-- Listed records --
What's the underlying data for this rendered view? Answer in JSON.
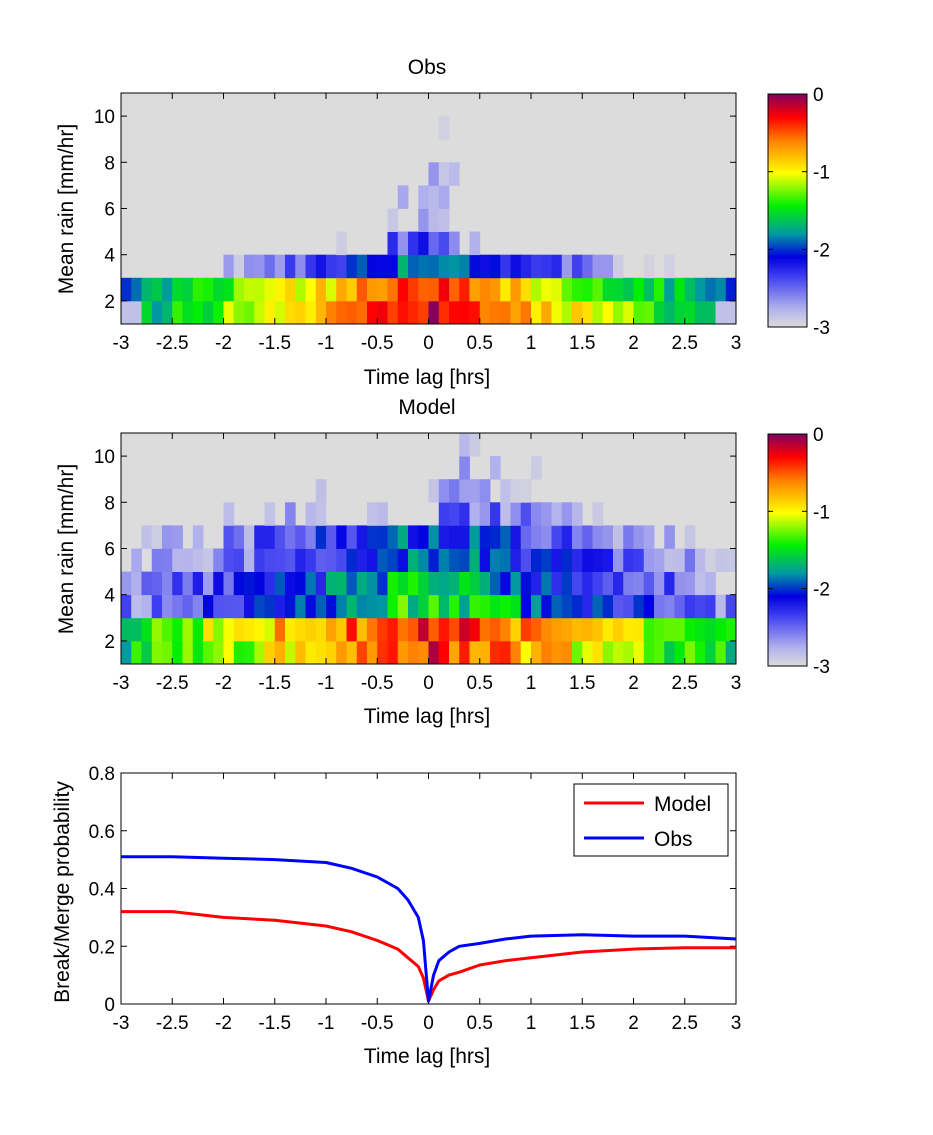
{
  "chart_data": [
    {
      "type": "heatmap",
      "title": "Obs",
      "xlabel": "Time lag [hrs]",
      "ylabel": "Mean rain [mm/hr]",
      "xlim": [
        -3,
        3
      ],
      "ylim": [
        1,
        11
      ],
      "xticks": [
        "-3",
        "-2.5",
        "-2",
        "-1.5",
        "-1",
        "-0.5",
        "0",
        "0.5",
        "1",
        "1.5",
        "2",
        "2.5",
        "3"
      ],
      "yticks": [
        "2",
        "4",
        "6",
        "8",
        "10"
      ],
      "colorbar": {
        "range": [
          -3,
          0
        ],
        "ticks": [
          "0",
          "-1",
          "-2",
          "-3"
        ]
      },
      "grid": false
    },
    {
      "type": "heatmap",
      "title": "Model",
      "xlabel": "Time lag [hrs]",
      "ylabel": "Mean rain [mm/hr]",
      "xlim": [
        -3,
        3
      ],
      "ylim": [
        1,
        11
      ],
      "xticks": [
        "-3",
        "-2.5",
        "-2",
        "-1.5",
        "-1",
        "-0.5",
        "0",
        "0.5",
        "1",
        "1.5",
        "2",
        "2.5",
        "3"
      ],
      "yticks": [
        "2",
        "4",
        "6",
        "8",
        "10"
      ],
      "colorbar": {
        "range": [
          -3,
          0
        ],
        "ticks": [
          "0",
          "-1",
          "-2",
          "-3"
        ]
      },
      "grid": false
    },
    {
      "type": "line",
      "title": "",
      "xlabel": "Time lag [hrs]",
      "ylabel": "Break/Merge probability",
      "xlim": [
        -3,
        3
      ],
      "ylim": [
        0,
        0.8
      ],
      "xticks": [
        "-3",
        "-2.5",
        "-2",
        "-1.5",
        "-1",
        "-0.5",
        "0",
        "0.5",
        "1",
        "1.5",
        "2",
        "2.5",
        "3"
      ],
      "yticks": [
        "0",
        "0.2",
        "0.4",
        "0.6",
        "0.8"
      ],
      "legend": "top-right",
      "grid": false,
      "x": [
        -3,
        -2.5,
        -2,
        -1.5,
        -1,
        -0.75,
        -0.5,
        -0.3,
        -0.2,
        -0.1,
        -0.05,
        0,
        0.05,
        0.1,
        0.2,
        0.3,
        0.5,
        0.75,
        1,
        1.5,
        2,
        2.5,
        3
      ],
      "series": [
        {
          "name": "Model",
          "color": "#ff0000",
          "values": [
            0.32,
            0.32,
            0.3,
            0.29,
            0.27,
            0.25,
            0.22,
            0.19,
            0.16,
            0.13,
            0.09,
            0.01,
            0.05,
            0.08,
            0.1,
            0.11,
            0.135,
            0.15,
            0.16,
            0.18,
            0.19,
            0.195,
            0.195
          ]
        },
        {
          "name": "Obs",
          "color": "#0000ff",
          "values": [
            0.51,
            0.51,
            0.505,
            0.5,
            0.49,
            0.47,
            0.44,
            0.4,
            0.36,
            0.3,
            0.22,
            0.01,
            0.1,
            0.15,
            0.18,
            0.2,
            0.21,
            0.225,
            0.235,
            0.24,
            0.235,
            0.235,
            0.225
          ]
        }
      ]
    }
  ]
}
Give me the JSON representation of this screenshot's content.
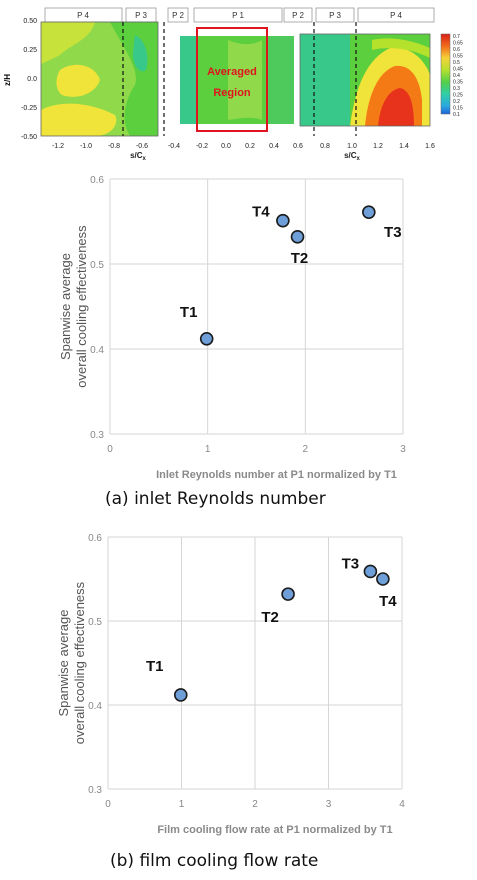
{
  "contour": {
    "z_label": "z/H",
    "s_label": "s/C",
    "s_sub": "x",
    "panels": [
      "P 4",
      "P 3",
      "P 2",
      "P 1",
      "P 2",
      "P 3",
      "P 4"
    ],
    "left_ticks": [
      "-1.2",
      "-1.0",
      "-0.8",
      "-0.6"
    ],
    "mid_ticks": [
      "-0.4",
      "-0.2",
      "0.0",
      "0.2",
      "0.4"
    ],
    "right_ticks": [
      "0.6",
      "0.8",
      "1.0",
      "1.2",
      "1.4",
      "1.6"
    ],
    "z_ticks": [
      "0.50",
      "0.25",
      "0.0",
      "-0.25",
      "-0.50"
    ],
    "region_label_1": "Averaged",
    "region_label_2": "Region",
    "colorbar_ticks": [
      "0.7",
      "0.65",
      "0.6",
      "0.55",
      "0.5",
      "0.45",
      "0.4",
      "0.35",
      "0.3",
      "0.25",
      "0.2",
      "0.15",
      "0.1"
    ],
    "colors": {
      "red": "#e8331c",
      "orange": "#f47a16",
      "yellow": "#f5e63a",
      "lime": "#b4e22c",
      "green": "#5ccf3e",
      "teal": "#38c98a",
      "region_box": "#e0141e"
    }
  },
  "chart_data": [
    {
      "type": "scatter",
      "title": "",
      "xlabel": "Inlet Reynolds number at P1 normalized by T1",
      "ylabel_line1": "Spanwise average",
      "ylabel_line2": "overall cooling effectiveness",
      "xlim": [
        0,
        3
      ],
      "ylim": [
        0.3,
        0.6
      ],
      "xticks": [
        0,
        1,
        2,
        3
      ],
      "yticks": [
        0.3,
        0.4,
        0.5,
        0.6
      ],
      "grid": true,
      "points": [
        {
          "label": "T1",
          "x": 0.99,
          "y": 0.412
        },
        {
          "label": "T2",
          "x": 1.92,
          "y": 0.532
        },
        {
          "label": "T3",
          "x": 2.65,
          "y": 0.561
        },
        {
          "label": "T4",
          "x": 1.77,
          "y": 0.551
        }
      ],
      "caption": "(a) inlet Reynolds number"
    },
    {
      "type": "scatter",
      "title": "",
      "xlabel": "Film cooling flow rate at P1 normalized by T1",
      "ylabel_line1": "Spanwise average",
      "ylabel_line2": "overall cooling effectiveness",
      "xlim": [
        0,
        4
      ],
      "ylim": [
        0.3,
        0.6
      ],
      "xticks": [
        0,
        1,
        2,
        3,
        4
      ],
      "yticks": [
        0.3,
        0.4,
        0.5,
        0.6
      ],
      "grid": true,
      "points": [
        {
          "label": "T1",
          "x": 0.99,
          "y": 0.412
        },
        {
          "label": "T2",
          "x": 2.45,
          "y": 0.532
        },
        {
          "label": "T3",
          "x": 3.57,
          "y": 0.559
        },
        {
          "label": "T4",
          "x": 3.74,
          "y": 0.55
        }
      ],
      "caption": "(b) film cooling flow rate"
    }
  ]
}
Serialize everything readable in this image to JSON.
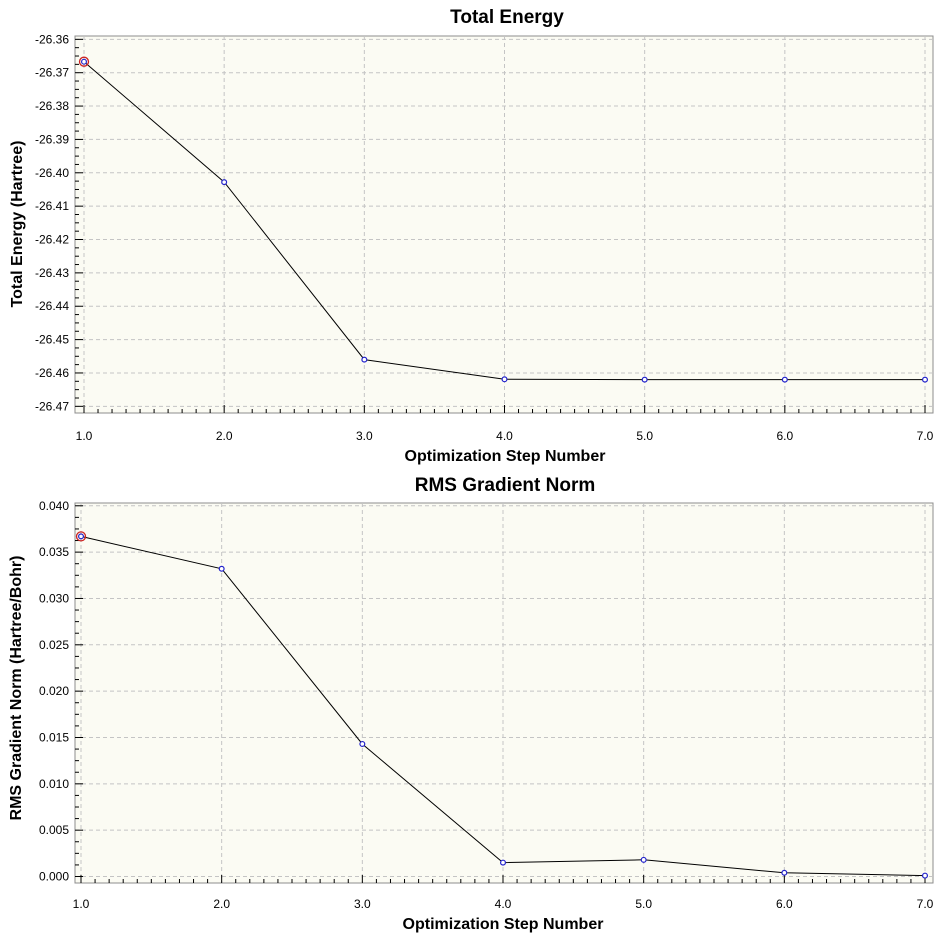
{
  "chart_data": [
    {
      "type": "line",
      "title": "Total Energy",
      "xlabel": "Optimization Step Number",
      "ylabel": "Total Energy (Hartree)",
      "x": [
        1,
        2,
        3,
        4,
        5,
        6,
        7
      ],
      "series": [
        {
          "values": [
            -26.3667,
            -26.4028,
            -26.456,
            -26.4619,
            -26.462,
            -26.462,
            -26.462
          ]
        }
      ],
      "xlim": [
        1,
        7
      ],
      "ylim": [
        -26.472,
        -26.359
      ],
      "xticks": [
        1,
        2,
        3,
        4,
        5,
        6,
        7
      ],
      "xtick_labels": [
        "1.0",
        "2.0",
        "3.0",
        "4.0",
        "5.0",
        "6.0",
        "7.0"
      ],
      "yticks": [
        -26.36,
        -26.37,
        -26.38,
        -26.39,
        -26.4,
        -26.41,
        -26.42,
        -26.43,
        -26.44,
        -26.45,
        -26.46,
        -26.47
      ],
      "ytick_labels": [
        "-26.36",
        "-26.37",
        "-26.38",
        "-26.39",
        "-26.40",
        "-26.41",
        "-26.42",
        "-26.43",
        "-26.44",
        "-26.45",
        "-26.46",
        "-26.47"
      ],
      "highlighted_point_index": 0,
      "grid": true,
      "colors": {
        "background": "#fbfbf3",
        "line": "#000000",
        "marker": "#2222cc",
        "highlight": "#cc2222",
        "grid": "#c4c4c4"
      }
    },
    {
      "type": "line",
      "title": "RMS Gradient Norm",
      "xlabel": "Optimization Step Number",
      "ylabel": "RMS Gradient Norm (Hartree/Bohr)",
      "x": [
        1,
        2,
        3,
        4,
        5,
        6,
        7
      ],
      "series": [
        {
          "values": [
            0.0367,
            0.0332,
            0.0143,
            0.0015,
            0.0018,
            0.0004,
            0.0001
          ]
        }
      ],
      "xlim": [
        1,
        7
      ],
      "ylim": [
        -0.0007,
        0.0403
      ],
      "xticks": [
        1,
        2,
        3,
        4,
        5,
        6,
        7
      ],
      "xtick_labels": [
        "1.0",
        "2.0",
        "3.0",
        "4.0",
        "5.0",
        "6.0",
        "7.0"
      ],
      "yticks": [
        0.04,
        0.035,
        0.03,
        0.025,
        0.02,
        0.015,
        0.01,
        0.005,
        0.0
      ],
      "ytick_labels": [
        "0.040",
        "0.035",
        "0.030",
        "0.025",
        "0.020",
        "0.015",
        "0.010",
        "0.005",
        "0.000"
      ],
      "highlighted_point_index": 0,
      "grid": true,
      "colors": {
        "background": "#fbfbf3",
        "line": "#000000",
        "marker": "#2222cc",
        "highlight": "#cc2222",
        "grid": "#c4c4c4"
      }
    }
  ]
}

-- Given request --
Copy each line of the listing that holds the word "normalized".

-- Correct answer --
      "xlabel": "Inlet Reynolds number at P1 normalized by T1",
      "xlabel": "Film cooling flow rate at P1 normalized by T1",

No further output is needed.